---------- Source material ----------

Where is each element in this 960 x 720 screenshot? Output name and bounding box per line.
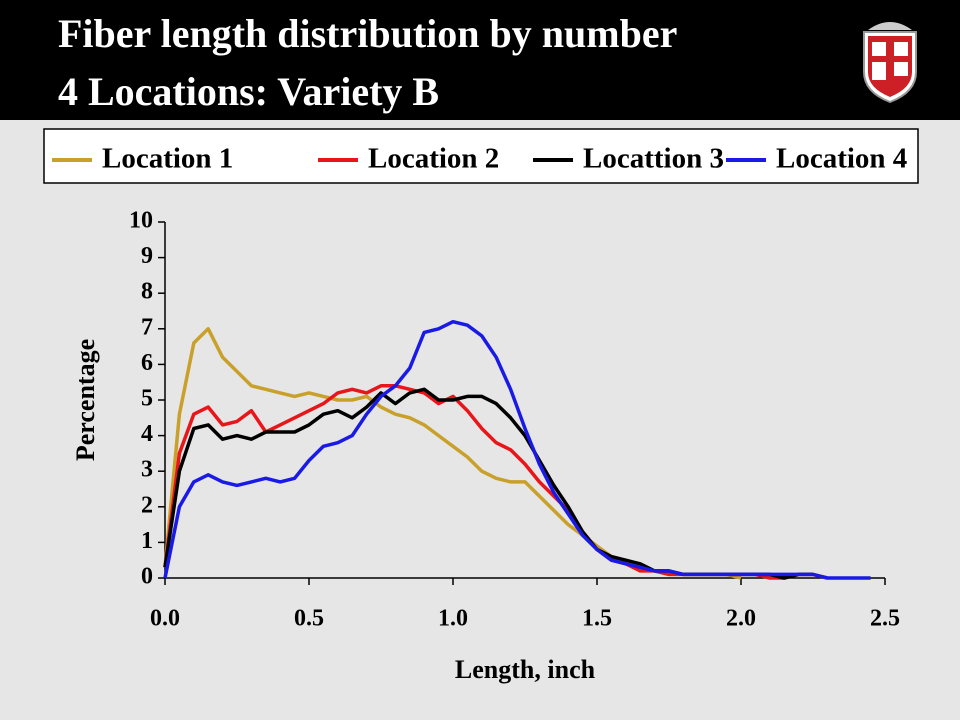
y-tick-label: 8 <box>141 279 153 305</box>
y-tick-label: 2 <box>141 492 153 518</box>
legend-label: Locattion 3 <box>583 143 724 175</box>
y-tick-label: 10 <box>129 208 153 234</box>
x-axis-title: Length, inch <box>455 655 596 684</box>
y-tick-label: 5 <box>141 386 153 412</box>
series-line <box>163 319 871 580</box>
y-tick-label: 9 <box>141 243 153 269</box>
y-tick-label: 6 <box>141 350 153 376</box>
x-tick-label: 0.5 <box>294 606 324 632</box>
y-tick-label: 1 <box>141 528 153 554</box>
header-bar <box>0 0 960 120</box>
x-tick-label: 1.0 <box>438 606 468 632</box>
title-line: Fiber length distribution by number <box>58 11 677 56</box>
logo <box>863 22 917 104</box>
y-axis-title: Percentage <box>71 339 100 461</box>
legend-label: Location 4 <box>776 143 907 175</box>
y-tick-label: 0 <box>141 564 153 590</box>
y-tick-label: 4 <box>141 421 153 447</box>
y-tick-label: 3 <box>141 457 153 483</box>
x-tick-label: 2.5 <box>870 606 900 632</box>
title-line: 4 Locations: Variety B <box>58 69 439 114</box>
x-tick-label: 0.0 <box>150 606 180 632</box>
legend-label: Location 2 <box>368 143 499 175</box>
y-tick-label: 7 <box>141 314 153 340</box>
x-tick-label: 1.5 <box>582 606 612 632</box>
legend-box <box>43 128 919 184</box>
legend-label: Location 1 <box>102 143 233 175</box>
x-tick-label: 2.0 <box>726 606 756 632</box>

----------

**Goal of the exercise**. Copy out every one of the lines above character for character, leaving out the picture.

**Answer to this exercise**.
Where is each element in this 960 x 720 screenshot? Output name and bounding box per line.
y-tick-label: 8 <box>141 279 153 305</box>
y-tick-label: 2 <box>141 492 153 518</box>
legend-label: Locattion 3 <box>583 143 724 175</box>
y-tick-label: 10 <box>129 208 153 234</box>
x-axis-title: Length, inch <box>455 655 596 684</box>
y-tick-label: 5 <box>141 386 153 412</box>
series-line <box>163 319 871 580</box>
y-tick-label: 9 <box>141 243 153 269</box>
y-tick-label: 6 <box>141 350 153 376</box>
x-tick-label: 0.5 <box>294 606 324 632</box>
y-tick-label: 1 <box>141 528 153 554</box>
header-bar <box>0 0 960 120</box>
x-tick-label: 1.0 <box>438 606 468 632</box>
title-line: Fiber length distribution by number <box>58 11 677 56</box>
logo <box>863 22 917 104</box>
y-axis-title: Percentage <box>71 339 100 461</box>
legend-label: Location 4 <box>776 143 907 175</box>
y-tick-label: 0 <box>141 564 153 590</box>
y-tick-label: 4 <box>141 421 153 447</box>
y-tick-label: 3 <box>141 457 153 483</box>
x-tick-label: 2.5 <box>870 606 900 632</box>
title-line: 4 Locations: Variety B <box>58 69 439 114</box>
x-tick-label: 0.0 <box>150 606 180 632</box>
legend-label: Location 2 <box>368 143 499 175</box>
y-tick-label: 7 <box>141 314 153 340</box>
x-tick-label: 1.5 <box>582 606 612 632</box>
legend-box <box>43 128 919 184</box>
legend-label: Location 1 <box>102 143 233 175</box>
x-tick-label: 2.0 <box>726 606 756 632</box>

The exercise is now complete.